** START Available records **

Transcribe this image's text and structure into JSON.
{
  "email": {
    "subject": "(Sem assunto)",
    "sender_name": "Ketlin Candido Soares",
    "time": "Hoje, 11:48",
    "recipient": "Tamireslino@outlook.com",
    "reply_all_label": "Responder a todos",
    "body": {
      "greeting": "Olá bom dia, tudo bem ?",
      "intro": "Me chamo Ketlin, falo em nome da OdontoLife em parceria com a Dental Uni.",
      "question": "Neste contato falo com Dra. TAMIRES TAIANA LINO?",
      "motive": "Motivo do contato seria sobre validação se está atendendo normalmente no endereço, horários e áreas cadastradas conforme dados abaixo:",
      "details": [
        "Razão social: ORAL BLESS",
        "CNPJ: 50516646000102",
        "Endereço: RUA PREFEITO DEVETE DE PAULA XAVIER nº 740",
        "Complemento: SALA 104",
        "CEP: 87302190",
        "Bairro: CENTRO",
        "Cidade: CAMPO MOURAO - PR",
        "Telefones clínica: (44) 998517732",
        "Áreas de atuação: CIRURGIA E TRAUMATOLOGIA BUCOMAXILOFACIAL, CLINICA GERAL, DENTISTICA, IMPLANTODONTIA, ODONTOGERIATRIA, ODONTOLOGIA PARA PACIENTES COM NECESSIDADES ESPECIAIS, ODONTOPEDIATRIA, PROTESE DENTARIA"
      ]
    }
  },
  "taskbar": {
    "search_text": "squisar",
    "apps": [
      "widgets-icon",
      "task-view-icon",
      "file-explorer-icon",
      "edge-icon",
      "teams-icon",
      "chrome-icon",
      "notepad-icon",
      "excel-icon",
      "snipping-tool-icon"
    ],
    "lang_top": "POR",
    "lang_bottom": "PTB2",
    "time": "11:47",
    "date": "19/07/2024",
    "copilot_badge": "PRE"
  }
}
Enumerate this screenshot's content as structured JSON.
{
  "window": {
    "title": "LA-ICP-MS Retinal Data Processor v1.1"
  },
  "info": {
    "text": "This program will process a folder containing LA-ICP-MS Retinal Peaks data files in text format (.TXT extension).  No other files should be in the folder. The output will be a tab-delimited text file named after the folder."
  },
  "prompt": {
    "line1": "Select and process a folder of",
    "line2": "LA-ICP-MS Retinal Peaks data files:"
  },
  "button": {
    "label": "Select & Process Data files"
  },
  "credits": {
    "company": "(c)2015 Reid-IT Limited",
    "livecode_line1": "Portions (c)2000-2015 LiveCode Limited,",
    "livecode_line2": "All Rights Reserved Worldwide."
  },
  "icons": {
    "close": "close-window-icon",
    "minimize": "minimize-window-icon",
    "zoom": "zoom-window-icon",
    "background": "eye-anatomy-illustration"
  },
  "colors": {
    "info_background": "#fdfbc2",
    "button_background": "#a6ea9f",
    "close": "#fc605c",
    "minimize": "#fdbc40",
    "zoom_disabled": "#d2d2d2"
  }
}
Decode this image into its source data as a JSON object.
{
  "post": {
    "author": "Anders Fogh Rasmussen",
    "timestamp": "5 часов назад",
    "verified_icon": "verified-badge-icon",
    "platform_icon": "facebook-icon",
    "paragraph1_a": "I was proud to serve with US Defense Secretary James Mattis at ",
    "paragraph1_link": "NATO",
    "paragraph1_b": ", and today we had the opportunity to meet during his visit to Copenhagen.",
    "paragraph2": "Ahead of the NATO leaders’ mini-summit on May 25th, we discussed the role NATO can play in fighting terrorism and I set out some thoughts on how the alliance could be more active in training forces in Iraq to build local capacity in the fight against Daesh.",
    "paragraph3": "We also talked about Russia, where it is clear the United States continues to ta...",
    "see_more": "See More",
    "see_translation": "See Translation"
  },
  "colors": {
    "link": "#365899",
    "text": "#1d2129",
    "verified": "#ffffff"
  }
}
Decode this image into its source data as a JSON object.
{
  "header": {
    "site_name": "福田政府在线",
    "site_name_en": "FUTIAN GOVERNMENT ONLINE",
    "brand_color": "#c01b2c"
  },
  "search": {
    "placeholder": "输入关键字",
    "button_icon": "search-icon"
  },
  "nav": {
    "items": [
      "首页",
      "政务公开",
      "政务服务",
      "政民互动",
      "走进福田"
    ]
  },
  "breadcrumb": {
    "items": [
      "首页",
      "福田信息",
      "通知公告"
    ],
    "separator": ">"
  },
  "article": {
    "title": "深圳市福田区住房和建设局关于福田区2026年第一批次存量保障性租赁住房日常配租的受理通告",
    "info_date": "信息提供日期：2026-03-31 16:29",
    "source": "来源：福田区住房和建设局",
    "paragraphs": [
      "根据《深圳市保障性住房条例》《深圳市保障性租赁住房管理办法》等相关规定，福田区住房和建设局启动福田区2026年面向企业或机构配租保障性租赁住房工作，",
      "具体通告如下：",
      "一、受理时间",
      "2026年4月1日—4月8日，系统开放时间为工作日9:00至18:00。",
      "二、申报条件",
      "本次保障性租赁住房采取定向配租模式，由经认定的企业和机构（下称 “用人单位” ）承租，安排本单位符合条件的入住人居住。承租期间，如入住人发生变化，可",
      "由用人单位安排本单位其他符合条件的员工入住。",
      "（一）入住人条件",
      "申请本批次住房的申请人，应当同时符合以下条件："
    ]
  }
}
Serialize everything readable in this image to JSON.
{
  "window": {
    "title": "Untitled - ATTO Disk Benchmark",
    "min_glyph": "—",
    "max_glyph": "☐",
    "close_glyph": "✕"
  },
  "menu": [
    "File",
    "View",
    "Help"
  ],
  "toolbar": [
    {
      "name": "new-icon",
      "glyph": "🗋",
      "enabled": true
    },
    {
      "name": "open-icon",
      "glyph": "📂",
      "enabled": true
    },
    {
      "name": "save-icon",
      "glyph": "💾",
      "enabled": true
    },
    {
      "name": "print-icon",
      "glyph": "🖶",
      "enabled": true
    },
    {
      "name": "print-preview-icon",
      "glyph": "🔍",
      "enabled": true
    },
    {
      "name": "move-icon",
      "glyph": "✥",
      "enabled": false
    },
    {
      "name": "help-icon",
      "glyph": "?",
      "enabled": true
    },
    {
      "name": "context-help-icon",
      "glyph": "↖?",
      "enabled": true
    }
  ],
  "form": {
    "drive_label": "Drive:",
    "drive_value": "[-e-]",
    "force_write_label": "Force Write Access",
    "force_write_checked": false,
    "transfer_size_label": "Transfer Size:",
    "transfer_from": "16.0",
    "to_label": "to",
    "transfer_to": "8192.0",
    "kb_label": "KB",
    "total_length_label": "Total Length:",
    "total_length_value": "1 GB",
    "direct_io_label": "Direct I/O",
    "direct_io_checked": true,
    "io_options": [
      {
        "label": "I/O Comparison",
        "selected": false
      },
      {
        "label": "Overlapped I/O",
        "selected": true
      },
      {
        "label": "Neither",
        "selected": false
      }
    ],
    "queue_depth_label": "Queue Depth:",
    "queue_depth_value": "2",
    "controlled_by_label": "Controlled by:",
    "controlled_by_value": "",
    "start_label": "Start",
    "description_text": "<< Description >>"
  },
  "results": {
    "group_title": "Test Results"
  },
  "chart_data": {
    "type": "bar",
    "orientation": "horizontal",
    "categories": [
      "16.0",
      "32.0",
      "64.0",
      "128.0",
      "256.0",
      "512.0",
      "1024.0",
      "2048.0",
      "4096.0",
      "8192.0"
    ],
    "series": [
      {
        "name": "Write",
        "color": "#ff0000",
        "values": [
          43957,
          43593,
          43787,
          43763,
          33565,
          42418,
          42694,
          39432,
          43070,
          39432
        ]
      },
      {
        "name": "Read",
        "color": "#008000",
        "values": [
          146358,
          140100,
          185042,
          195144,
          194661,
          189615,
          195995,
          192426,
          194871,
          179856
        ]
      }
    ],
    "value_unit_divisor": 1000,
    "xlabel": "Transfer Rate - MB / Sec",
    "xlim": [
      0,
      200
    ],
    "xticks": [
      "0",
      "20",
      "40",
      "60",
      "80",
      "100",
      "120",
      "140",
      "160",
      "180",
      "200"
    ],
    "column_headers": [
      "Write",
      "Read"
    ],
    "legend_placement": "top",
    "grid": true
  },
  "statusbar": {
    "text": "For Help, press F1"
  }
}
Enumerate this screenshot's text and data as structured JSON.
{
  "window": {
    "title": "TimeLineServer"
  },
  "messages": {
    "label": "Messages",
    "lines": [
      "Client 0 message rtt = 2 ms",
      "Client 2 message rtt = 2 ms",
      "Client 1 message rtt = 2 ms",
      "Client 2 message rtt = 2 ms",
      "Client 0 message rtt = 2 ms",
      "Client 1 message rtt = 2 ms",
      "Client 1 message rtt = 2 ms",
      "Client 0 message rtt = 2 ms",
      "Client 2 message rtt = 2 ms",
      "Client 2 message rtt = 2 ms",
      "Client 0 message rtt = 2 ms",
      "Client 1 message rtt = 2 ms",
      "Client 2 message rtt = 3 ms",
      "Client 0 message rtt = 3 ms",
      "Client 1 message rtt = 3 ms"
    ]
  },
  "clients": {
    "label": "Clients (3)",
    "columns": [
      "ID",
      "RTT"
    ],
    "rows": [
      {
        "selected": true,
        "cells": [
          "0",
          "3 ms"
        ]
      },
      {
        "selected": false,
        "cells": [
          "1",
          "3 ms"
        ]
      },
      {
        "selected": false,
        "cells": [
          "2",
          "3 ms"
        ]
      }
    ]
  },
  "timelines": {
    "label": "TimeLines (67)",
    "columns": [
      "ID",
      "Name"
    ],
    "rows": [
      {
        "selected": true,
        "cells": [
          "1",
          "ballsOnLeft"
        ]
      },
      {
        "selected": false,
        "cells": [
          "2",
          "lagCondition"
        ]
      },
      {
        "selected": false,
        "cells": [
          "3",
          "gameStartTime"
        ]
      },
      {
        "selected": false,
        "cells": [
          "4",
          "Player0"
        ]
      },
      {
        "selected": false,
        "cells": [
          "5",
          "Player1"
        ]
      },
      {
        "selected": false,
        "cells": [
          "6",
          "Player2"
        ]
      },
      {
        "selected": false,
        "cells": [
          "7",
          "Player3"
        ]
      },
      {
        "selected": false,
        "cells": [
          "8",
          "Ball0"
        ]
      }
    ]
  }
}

** END Available records **

> [Exercise brief] Copy out each line that contains the word "structured".

> [Solution for this exercise]
Enumerate this screenshot's content as structured JSON.
Enumerate this screenshot's text and data as structured JSON.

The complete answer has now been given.